_Material provided_
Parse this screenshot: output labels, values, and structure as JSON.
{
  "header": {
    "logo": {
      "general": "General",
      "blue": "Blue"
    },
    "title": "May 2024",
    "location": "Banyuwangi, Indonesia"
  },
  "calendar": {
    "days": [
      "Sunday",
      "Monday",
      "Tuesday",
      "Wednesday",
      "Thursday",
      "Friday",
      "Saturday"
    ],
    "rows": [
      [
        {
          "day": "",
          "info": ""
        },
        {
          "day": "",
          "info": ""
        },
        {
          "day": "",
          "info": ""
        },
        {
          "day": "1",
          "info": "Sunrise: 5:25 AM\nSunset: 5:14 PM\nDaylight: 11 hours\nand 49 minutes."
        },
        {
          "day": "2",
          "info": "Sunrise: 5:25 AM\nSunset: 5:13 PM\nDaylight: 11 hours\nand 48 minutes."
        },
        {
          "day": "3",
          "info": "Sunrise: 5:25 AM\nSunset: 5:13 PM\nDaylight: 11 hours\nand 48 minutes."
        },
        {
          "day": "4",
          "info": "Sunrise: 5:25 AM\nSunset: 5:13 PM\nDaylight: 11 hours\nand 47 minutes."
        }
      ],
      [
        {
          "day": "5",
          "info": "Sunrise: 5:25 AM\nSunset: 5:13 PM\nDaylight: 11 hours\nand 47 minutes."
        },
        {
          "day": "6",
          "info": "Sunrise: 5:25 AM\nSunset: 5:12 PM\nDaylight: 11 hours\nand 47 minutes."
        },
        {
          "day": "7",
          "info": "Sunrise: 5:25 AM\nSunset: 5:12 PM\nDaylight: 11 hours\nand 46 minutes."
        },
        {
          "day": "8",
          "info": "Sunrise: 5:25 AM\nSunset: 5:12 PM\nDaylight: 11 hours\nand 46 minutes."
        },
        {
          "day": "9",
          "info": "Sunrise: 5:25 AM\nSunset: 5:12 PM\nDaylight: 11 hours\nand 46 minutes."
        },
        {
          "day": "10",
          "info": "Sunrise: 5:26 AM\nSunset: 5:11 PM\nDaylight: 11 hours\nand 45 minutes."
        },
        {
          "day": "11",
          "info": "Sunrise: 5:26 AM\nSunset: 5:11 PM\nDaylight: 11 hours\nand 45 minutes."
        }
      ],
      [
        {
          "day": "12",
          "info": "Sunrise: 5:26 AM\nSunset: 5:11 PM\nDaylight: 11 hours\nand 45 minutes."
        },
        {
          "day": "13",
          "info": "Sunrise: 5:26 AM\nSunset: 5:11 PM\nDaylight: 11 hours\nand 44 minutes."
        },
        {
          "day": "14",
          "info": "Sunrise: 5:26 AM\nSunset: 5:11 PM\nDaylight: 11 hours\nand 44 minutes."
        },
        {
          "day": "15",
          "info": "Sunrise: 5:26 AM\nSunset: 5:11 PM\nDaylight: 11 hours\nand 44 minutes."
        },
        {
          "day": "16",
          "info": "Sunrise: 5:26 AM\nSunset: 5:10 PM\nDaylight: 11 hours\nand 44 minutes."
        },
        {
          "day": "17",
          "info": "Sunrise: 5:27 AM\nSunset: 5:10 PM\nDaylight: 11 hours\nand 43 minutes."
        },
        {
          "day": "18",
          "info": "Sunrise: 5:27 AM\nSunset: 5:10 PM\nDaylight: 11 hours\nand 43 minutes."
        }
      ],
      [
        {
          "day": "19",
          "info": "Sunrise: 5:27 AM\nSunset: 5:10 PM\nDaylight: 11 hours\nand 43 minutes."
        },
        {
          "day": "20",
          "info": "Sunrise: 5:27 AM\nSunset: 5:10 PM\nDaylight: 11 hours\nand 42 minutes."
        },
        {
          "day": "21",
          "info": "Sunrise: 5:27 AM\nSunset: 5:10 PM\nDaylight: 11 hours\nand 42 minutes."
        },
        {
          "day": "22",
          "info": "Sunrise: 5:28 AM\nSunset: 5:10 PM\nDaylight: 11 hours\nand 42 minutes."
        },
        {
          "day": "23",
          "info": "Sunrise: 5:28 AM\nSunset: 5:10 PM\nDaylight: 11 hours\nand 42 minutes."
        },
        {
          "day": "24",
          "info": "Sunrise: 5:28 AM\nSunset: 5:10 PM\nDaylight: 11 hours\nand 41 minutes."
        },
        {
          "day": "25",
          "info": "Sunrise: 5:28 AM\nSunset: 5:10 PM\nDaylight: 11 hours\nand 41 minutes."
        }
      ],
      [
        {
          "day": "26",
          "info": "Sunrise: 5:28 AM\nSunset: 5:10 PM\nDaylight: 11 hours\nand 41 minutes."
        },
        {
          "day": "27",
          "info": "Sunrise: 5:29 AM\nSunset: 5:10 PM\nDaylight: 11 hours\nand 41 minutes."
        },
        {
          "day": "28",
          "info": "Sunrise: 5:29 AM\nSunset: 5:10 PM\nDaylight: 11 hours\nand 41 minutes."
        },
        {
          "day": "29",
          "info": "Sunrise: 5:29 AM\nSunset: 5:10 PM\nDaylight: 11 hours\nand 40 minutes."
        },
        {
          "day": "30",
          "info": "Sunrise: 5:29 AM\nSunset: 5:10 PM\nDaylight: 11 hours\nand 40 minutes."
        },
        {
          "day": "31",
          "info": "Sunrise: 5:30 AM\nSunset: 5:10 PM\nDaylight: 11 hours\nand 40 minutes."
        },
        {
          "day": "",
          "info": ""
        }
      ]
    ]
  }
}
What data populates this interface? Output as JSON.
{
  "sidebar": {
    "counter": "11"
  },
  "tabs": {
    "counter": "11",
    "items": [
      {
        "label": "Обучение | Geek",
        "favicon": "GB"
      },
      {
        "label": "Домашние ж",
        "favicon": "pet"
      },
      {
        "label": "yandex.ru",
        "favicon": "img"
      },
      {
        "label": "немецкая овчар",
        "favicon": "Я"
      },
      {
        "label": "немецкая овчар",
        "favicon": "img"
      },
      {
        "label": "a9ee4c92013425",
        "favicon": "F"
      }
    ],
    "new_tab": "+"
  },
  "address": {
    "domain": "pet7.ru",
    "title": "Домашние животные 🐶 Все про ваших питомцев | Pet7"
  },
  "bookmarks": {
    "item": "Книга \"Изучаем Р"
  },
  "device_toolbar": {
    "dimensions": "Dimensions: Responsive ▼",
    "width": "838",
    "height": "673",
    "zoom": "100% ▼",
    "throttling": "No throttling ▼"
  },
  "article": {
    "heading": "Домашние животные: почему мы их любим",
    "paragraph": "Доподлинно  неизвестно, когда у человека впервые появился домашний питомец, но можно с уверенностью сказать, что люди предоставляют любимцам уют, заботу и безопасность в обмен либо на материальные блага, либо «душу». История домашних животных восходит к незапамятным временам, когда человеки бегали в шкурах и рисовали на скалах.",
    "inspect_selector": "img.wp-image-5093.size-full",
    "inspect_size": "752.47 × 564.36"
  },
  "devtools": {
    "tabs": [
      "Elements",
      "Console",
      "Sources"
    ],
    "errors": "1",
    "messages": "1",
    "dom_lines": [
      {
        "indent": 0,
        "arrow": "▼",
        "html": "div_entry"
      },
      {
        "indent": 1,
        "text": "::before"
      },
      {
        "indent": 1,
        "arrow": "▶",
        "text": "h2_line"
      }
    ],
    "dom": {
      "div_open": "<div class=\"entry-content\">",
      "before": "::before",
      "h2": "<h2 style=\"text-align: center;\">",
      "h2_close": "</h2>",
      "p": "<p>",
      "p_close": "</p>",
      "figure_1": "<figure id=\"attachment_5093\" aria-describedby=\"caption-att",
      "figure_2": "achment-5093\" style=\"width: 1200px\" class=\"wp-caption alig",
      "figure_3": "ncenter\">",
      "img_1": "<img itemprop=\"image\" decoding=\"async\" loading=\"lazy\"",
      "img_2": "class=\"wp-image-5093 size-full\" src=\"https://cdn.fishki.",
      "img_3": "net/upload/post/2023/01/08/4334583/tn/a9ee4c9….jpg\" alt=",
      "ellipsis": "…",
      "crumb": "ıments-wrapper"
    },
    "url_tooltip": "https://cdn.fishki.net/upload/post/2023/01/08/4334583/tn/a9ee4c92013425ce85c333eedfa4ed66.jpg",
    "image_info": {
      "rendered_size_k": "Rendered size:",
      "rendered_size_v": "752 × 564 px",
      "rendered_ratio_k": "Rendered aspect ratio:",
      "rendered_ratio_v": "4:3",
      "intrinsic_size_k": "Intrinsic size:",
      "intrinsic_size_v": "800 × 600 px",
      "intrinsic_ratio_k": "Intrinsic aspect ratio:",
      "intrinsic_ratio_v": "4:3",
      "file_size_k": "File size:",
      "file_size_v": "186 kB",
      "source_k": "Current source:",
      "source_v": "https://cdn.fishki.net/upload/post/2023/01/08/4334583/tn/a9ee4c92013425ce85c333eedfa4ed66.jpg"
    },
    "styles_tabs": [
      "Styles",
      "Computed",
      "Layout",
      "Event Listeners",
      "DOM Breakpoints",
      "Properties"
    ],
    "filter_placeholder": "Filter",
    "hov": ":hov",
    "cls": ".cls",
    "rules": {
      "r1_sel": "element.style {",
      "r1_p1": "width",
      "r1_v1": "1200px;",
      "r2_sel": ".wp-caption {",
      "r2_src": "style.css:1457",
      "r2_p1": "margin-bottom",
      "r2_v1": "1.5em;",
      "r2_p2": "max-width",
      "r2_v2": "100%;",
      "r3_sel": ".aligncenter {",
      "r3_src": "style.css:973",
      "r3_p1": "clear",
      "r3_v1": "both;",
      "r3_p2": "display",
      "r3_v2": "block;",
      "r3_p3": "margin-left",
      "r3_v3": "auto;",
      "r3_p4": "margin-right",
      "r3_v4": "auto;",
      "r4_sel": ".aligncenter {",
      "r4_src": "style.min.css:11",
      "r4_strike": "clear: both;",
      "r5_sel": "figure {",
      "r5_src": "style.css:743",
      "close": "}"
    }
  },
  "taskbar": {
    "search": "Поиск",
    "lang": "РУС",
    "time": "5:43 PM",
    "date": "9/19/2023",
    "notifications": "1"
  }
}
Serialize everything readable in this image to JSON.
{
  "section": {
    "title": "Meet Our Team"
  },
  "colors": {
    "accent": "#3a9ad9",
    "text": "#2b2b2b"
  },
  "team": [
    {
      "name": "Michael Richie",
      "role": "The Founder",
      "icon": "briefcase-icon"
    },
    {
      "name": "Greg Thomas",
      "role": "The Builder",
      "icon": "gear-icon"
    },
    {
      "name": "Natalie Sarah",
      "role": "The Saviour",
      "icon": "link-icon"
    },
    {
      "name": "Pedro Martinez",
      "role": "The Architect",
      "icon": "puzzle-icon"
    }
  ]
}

_Exercise_
Where a line above holds the string "width", show that line.

_Task result_
    "width": "838",
      "figure_2": "achment-5093\" style=\"width: 1200px\" class=\"wp-caption alig",
      "r1_p1": "width",
      "r2_p2": "max-width",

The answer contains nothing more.